> **AIM OF THE TASK**
Copy the records below exactly as they appear.

> **GIVEN RECORDS**
================

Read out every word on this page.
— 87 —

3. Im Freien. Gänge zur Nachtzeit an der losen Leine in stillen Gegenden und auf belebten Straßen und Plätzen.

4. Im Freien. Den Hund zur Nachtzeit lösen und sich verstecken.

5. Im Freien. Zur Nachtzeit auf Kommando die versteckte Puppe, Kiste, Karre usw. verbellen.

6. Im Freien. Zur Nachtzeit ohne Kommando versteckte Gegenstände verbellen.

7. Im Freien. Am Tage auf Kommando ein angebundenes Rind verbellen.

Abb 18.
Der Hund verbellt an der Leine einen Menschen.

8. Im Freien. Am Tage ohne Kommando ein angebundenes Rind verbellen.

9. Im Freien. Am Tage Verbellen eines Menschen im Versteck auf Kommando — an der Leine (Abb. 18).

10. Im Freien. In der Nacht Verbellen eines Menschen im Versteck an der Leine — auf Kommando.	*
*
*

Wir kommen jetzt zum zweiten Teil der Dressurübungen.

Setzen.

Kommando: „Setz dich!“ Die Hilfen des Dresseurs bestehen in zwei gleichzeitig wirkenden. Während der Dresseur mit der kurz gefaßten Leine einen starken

================

> **ANSWER TO THE EXERCISE**
Read out every word on this page.
— 87 —

3. Im Freien. Gänge zur Nachtzeit an der losen Leine in stillen Gegenden und auf belebten Straßen und Plätzen.

4. Im Freien. Den Hund zur Nachtzeit lösen und sich verstecken.

5. Im Freien. Zur Nachtzeit auf Kommando die versteckte Puppe, Kiste, Karre usw. verbellen.

6. Im Freien. Zur Nachtzeit ohne Kommando versteckte Gegenstände verbellen.

7. Im Freien. Am Tage auf Kommando ein angebundenes Rind verbellen.

Abb 18.
Der Hund verbellt an der Leine einen Menschen.

8. Im Freien. Am Tage ohne Kommando ein angebundenes Rind verbellen.

9. Im Freien. Am Tage Verbellen eines Menschen im Versteck auf Kommando — an der Leine (Abb. 18).

10. Im Freien. In der Nacht Verbellen eines Menschen im Versteck an der Leine — auf Kommando.	*
*
*

Wir kommen jetzt zum zweiten Teil der Dressurübungen.

Setzen.

Kommando: „Setz dich!“ Die Hilfen des Dresseurs bestehen in zwei gleichzeitig wirkenden. Während der Dresseur mit der kurz gefaßten Leine einen starken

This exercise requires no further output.